> Request
Without altering anything, repeat each of the records.

____________________

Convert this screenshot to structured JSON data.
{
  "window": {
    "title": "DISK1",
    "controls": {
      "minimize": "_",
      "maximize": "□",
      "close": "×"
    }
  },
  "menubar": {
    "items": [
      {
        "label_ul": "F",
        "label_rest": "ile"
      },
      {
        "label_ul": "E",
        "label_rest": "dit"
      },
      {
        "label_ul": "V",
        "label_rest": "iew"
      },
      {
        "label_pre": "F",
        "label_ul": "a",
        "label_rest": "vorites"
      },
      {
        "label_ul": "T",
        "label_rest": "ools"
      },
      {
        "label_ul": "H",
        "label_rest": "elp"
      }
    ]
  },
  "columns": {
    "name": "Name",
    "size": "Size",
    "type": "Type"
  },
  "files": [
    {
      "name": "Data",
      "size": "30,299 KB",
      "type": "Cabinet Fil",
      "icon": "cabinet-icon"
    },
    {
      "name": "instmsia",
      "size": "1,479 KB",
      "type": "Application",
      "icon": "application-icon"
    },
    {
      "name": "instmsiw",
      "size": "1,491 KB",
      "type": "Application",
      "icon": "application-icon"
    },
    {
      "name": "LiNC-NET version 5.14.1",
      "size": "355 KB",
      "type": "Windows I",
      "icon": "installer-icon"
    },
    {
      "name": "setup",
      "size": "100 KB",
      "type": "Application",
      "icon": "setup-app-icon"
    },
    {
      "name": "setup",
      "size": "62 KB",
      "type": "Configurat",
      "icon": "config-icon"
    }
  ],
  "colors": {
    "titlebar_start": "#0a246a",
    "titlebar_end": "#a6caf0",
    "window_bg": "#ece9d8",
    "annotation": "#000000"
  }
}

____________________

> Answer to the problem
Convert this screenshot to structured JSON data.
{
  "window": {
    "title": "DISK1",
    "controls": {
      "minimize": "_",
      "maximize": "□",
      "close": "×"
    }
  },
  "menubar": {
    "items": [
      {
        "label_ul": "F",
        "label_rest": "ile"
      },
      {
        "label_ul": "E",
        "label_rest": "dit"
      },
      {
        "label_ul": "V",
        "label_rest": "iew"
      },
      {
        "label_pre": "F",
        "label_ul": "a",
        "label_rest": "vorites"
      },
      {
        "label_ul": "T",
        "label_rest": "ools"
      },
      {
        "label_ul": "H",
        "label_rest": "elp"
      }
    ]
  },
  "columns": {
    "name": "Name",
    "size": "Size",
    "type": "Type"
  },
  "files": [
    {
      "name": "Data",
      "size": "30,299 KB",
      "type": "Cabinet Fil",
      "icon": "cabinet-icon"
    },
    {
      "name": "instmsia",
      "size": "1,479 KB",
      "type": "Application",
      "icon": "application-icon"
    },
    {
      "name": "instmsiw",
      "size": "1,491 KB",
      "type": "Application",
      "icon": "application-icon"
    },
    {
      "name": "LiNC-NET version 5.14.1",
      "size": "355 KB",
      "type": "Windows I",
      "icon": "installer-icon"
    },
    {
      "name": "setup",
      "size": "100 KB",
      "type": "Application",
      "icon": "setup-app-icon"
    },
    {
      "name": "setup",
      "size": "62 KB",
      "type": "Configurat",
      "icon": "config-icon"
    }
  ],
  "colors": {
    "titlebar_start": "#0a246a",
    "titlebar_end": "#a6caf0",
    "window_bg": "#ece9d8",
    "annotation": "#000000"
  }
}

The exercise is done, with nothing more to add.